Stored records

_ _ _ _

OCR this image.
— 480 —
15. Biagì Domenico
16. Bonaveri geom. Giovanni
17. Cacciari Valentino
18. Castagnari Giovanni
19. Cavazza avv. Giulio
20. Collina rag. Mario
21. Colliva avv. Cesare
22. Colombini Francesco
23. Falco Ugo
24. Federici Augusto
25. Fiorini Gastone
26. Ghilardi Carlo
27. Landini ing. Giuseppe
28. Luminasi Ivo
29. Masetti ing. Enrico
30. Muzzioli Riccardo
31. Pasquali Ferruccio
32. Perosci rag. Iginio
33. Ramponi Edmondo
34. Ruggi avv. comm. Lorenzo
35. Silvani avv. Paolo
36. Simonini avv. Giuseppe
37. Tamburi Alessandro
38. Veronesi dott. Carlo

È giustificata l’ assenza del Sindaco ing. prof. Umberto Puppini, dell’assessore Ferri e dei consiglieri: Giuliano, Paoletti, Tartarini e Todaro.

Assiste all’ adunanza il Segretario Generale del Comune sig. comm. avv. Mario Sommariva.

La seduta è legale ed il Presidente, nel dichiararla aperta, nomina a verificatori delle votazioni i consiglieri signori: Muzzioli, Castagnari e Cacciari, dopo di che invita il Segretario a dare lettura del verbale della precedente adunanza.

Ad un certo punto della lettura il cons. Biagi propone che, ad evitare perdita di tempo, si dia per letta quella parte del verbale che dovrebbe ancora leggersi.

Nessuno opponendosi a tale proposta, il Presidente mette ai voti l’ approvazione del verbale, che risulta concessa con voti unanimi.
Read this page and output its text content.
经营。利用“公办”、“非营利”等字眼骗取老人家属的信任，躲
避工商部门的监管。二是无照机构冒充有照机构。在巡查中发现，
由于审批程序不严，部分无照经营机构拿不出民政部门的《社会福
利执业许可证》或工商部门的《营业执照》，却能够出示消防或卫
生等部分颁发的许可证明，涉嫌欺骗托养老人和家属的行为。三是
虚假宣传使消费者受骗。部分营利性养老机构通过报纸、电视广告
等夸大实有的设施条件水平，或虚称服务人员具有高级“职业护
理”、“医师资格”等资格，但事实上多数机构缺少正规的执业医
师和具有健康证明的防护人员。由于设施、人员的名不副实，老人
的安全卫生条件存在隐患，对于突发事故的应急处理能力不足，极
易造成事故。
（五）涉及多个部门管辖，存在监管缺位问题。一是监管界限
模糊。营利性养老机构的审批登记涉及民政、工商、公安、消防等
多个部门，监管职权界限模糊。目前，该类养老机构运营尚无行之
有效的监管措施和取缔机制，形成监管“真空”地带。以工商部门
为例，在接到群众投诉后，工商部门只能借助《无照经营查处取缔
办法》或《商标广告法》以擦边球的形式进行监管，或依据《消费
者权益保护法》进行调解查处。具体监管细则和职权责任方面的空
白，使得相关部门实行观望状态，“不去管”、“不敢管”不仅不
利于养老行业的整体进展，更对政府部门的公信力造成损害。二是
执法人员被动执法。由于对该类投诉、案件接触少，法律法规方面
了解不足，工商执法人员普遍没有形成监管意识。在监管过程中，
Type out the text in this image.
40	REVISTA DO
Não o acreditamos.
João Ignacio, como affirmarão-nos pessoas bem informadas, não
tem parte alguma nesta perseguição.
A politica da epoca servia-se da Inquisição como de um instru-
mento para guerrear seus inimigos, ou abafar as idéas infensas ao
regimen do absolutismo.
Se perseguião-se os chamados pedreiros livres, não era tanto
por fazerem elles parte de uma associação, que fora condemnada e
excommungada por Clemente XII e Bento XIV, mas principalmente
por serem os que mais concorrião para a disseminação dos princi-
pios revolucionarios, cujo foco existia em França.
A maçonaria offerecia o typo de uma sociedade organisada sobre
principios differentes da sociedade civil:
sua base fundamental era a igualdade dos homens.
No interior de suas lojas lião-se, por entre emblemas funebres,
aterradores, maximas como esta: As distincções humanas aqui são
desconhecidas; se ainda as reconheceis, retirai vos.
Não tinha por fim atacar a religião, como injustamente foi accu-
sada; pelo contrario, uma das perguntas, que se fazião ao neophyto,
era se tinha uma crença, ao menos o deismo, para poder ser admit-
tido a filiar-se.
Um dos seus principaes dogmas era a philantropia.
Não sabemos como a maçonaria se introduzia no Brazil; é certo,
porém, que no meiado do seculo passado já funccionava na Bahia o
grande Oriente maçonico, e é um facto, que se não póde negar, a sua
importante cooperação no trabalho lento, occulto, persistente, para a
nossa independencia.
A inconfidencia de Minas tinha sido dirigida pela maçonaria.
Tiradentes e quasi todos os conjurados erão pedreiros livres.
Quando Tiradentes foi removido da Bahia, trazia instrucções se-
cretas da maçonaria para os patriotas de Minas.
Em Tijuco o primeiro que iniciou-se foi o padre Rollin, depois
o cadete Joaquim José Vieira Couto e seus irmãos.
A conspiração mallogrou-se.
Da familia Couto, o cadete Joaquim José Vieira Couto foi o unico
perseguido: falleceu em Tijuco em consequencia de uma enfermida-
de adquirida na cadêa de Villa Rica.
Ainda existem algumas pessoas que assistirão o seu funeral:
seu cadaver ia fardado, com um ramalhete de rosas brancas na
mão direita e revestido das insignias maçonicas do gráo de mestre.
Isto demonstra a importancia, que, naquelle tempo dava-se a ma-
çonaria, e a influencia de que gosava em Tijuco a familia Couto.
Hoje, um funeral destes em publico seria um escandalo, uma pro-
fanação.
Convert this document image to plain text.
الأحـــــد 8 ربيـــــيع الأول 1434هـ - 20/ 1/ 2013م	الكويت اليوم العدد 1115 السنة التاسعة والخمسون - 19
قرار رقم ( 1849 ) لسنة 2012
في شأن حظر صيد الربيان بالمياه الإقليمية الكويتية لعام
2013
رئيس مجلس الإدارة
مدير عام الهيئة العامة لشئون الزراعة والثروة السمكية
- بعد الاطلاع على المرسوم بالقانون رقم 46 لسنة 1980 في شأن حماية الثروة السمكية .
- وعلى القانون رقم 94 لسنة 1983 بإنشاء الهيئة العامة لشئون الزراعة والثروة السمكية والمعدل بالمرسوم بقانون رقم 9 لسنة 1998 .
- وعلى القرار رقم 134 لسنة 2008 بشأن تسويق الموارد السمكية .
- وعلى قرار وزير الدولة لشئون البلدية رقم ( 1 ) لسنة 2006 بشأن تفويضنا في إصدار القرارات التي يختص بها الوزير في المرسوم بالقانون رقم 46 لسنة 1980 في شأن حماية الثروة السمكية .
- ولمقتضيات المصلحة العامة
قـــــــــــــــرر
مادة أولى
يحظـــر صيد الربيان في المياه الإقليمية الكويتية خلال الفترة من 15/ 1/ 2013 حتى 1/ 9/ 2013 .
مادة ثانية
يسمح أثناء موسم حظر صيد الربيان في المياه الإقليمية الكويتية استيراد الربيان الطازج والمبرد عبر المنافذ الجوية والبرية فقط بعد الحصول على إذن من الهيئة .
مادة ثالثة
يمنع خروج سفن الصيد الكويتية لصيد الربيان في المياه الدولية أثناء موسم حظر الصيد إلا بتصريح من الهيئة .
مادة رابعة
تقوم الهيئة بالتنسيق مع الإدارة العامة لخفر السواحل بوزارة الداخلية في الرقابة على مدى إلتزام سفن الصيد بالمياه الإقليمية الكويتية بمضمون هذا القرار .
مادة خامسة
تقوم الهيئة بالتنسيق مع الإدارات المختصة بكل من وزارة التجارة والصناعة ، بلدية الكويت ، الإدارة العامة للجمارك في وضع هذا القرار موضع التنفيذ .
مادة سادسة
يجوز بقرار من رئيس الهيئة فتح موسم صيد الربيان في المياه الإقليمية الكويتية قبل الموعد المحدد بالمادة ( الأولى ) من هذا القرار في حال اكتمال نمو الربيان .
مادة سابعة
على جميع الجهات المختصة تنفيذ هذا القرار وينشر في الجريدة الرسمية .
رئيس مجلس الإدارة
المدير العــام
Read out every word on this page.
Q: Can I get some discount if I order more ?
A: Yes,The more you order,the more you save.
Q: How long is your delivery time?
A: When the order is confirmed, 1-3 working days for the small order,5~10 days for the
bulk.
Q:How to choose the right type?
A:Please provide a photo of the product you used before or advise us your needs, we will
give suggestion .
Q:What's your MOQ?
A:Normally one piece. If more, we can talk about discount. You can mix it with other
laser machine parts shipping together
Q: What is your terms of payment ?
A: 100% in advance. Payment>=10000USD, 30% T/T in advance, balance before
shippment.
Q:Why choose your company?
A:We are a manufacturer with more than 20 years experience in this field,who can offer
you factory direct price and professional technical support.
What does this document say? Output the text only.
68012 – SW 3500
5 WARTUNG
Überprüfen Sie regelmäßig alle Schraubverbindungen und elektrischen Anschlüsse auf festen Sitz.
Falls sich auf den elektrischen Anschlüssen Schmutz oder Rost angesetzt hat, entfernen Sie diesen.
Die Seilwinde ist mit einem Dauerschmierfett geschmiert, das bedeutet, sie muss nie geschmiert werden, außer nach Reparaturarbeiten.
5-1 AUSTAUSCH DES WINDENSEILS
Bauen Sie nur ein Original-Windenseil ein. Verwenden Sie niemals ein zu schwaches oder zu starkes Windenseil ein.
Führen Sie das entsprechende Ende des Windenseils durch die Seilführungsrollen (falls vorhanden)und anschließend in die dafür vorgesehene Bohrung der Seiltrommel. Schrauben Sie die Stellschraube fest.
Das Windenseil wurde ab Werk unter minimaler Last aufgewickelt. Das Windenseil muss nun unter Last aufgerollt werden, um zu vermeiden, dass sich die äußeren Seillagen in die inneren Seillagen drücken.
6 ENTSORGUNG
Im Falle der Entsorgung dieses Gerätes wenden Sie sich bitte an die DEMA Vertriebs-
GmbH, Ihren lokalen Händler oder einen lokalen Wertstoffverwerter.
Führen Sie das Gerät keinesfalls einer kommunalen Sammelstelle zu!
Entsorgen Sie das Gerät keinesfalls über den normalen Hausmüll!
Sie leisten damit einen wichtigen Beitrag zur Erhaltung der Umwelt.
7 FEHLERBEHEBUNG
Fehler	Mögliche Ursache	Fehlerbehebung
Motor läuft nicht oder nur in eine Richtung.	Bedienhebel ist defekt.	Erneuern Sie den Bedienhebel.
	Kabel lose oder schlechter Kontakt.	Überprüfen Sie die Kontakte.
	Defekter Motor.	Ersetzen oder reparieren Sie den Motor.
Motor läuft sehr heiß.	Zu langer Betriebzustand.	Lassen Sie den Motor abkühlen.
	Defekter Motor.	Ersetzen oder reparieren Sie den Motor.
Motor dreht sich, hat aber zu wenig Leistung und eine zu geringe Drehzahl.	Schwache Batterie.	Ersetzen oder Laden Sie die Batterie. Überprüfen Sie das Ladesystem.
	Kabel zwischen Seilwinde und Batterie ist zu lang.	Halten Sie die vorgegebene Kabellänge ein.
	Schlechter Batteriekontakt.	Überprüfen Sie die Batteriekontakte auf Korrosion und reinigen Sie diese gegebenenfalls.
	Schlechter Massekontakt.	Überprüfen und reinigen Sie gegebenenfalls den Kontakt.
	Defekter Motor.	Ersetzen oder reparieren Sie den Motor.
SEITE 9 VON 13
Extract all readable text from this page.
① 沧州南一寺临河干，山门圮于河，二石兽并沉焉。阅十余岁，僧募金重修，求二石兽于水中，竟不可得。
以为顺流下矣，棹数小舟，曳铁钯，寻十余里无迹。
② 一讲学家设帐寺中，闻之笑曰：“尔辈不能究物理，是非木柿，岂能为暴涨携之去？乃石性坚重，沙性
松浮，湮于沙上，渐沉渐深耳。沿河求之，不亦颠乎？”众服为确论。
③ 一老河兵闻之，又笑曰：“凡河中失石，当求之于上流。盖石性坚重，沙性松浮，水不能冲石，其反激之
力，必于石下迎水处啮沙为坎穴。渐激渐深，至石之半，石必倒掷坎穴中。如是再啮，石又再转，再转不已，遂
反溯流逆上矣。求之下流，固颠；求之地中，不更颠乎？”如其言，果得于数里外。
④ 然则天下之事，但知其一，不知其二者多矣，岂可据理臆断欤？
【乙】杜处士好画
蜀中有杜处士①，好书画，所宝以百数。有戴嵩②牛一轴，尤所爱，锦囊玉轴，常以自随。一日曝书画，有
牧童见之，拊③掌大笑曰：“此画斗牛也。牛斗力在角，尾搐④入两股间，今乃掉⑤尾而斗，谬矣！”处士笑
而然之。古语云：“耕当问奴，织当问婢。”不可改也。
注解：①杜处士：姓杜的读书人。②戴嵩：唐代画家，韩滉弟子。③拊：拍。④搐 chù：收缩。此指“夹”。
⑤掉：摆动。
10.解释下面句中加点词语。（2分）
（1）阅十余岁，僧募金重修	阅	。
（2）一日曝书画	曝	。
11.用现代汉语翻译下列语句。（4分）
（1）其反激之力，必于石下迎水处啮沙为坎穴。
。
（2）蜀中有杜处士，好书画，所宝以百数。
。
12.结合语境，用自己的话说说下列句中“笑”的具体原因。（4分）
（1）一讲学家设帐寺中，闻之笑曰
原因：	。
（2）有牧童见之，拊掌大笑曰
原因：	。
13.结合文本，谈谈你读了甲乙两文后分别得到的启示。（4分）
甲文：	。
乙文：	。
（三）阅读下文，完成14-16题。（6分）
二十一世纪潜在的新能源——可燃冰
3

_ _ _ _

Show, from the listing above, each line that contains the word "document".

Exercise answer:
Convert this document image to plain text.
What does this document say? Output the text only.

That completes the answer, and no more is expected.